Si Dilma Rousseff a été réélue présidente de la République démocratiquement en 2014, eu égard au renforcement de la crise économique et des enquêtes menées contre certains membres de son gouvernement pour corruption, elle est actuellement menacée par une procédure de destitution dans laquelle elle est accusée d’avoir commis des crimes de responsabilité au sens de la Constitution brésilienne.

Bien que les accusations avancées, notamment les « pédalages budgétaires », ne soient pas une surprise pour le gouvernement fédéral, et ce dans la mesure où elles auraient aussi été utilisées par les prédécesseurs de Dilma Rousseff, elles restent toujours graves et peuvent effectivement avoir affecté l’équilibre économique du pays. De telles pratiques pouvant être illégales, la procédure de destitution de Dilma Rousseff apparaît légitime.

Le rapport élaboré par des experts sur la demande de la commission spéciale du Sénat indique que la présidente est effectivement impliquée s’agissant de l’émission des crédits supplémentaires sans l’autorisation du Congrès national. Néanmoins, aucune action de la présidente n’aurait clairement été identifiée dans l’épisode dit des « pédalages budgétaires ».

De toute façon, la commission spéciale du Sénat a approuvé l’avis du rapporteur en faveur de la destitution de Dilma Rousseff en précisant que malgré la conclusion du rapport des experts concernant la participation de la présidente dans le maquillage des comptes, cet épisode avait été quand même considéré comme une opération de crédit par les experts.

L’approbation de l’avis de la commission spéciale par l’assemblée plénière du Sénat confirme que l’ensemble des preuves réunies suffit pour que l’affaire soit jugée.

Cependant, contrairement à ce que l’on pourrait imaginer, cette affaire n’illustre pas l’évolution de la société brésilienne sur le plan politique, ni même la volonté citoyenne de punir les crimes politiques. En effet, il s’agit d’une procédure animée par des motifs politiques, qui va au-delà de la violation des lois budgétaires.

En effet, l’un des principaux acteurs de la destitution de Dilma Rousseff, l’ancien président de la chambre des députés, Eduardo Cunha[12], principal allié politique du PT jusqu’au début du deuxième mandat de Dilma Rousseff, fait face à un procès pour avoir reçu des pots-de-vin de Petrobras dans le cadre de l’opération Lava Jato.

Conscient que son mandat était menacé par le comité d’éthique de la Chambre des députés avec le soutien du PT, Cunha, en tant que président de cette dernière, a accepté d’engager le processus d’impeachment contre la présidente, forme de chantage contre le parti au pouvoir.

§

Consigne 1 ▸ Restituez mot pour mot le passage de l'extrait sur la destitution de Dilma Rousseff, depuis « L’approbation de l’avis » jusqu'à « l’affaire soit jugée. ».
Consigne 2 ▸ Relevez tous les noms propres de personnes, de partis et d'entreprises cités dans l'extrait sur la destitution de Dilma Rousseff, ainsi que le nom de l'opération judiciaire qui y figure.
Consigne 3 ▸ Prolongez l'extrait sur la destitution de Dilma Rousseff à partir de sa dernière phrase.
Les données qui suivent n'ont aucun rapport avec l'extrait.

Données enregistrées ▸
§

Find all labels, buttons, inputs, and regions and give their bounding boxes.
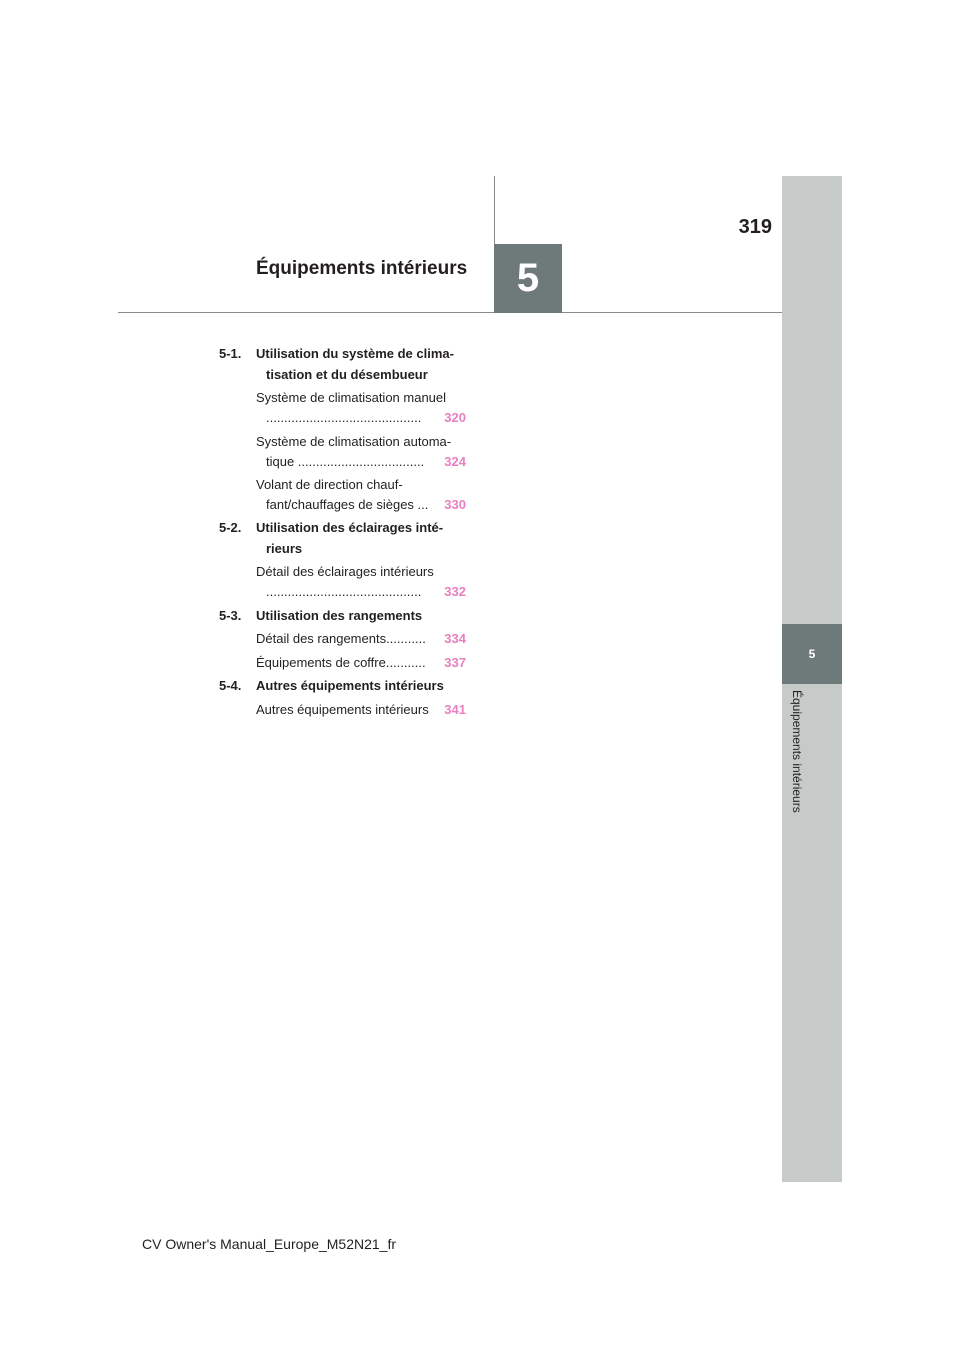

§

Résultat 1 ▸
L’approbation de l’avis de la commission spéciale par l’assemblée plénière du Sénat confirme que l’ensemble des preuves réunies suffit pour que l’affaire soit jugée.

Résultat 2 ▸ Dilma Rousseff, Eduardo Cunha, PT, Petrobras, Lava Jato

Résultat 3 ▸
Suite à la suspension temporaire de Dilma Rousseff, la présidence a été occupée, et l’est encore, par le vice-président, Michel Temer, qui appartient également au PMDB, qui à cette époque-là avait déjà rompu l’alliance avec le PT. Temer a également annoncé des mesures impopulaires pour contenir la grave crise dans laquelle le pays est plongé, et ce en remplaçant tous les ministres d’État, et en formant un nouveau gouvernement avec l’appui de l’opposition.

Son gouvernement ne propose pas de grands projets visant à l’amélioration de la situation du pays, son parti et ses alliés actuels restant sans crédibilité. Depuis qu’il a pris les fonctions de président, trois de ses ministres ont été écartés, en raison des scandales liés à l’opération Lava Jato, certains étant notamment soupçonnés dans le cadre de l’enquête. Son parti et ses alliés actuels étant dépourvus de toute légitimité, de nombreux citoyens[13], notamment au travers de manifestations populaires, demandent le départ du président par intérim.

Si les défenseurs de la présidente estiment qu’il s’agit d’un coup d’état, la procédure de destitution n’en est pas moins légale, puisque prévue par la Constitution brésilienne. Il ne peut en effet y avoir de coup d’état sans illégalité. Néanmoins, bien que légitime et démocratique, l’enquête respectant la loi et la Constitution, la procédure de destitution de Dilma Rousseff n’est nullement motivée par le souci de préservation de la santé politique ou économique du pays, mais bien par une simple lutte de pouvoir entre les partis politiques, à l’avantage du gouvernement ?

 

 

 

Erika Vieira Sang

Carolina Maria Matos Vieira

 

[1] Dilma Rousseff a été élue au deuxième tour avec 51,64% des votes contre 48,36% pour son opposant, Aécio Neves (PSDB). Rappelons que le vote est obligatoire au Brésil, ceci démontrant le fractionnement du pays entre les deux candidats compte tenu des résultats extrêmement serrés.

[2] Plusieurs requêtes ont été déposées, mais le président de la Chambre des députés à l’époque, Eduardo Cunha, n’a accepté que celles évoquées. Les requêtes restantes sont attachées à la procédure principale.

[3] Gouvernement de l’ancien président de la République Fernando Henrique Cardoso.

[4] Le Congrès national brésilien est composé du Sénat fédéral et de la Chambre des députés.

[5] 38 députés ont approuvé l’avis favorable à la destitution de Dilma Rousseff, contre 27 parlementaires qui s’y sont opposés.

[6] 4 décrets du 27/07/2015 et 2 décrets du 20/08/2015.

[7] La LDO vise à mettre la LOA en accord aux objectifs de l’administration publique.

[8] « Article. 10. Ces sont des crimes contre la loi budgétaire :

4) Transgresser manifestement, par n’importe quel moyen, la loi budgétaire ;

6) L’ordre ou l’autorisation de l’ouverture des crédits en contradiction avec le cadre établi par le Sénat, sans fondement dans la loi budgétaire, en infraction vis-à-vis des prescriptions légales.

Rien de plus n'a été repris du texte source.